▶ _DIRECTIVE_: Find the string "Last" in the records. Copy every line it appears in.

▶ _Dataset excerpt_:

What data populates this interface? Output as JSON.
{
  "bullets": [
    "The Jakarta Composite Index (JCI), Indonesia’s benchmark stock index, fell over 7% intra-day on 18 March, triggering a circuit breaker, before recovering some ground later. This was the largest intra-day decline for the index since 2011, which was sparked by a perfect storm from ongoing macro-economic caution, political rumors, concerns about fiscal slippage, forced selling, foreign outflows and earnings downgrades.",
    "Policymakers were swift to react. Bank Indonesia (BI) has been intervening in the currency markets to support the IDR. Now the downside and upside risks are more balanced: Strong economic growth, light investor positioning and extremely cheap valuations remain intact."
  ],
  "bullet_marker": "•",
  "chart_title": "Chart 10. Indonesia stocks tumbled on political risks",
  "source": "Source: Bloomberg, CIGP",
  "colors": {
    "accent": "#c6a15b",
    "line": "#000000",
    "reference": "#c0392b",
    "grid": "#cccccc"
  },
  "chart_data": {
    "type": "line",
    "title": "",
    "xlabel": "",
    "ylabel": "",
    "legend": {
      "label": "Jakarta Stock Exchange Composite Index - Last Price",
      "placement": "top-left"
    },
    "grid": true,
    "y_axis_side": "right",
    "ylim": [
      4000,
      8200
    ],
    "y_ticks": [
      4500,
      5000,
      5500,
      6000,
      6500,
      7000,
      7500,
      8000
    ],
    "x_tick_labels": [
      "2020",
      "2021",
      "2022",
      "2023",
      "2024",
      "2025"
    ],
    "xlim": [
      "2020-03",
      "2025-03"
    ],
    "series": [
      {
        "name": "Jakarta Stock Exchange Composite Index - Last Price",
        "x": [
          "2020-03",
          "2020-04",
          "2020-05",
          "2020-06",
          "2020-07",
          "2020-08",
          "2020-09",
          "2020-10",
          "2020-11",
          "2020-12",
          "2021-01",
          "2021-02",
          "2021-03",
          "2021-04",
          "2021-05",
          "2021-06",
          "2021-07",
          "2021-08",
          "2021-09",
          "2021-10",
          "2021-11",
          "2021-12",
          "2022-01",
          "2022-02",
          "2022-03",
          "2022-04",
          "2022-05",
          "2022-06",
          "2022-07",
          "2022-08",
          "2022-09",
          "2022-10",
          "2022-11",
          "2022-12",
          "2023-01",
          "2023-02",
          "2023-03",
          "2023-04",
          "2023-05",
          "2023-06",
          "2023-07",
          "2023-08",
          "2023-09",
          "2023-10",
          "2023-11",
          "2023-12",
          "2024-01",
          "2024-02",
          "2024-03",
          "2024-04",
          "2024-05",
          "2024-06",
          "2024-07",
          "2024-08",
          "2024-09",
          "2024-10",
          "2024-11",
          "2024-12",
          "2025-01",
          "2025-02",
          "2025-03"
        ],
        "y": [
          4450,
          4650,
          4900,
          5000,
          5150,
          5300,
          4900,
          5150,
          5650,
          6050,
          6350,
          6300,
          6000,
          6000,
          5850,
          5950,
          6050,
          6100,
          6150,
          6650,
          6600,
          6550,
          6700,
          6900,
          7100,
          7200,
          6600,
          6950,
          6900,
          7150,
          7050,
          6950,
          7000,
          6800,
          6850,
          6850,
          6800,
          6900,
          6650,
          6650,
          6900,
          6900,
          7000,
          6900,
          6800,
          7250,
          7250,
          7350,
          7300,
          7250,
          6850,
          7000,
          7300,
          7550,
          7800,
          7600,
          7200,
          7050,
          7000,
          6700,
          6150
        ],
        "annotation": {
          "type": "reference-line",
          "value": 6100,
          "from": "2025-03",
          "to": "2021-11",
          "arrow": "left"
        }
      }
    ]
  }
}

▶ _SOLUTION FOR THIS PROBLEM_:
      "label": "Jakarta Stock Exchange Composite Index - Last Price",
        "name": "Jakarta Stock Exchange Composite Index - Last Price",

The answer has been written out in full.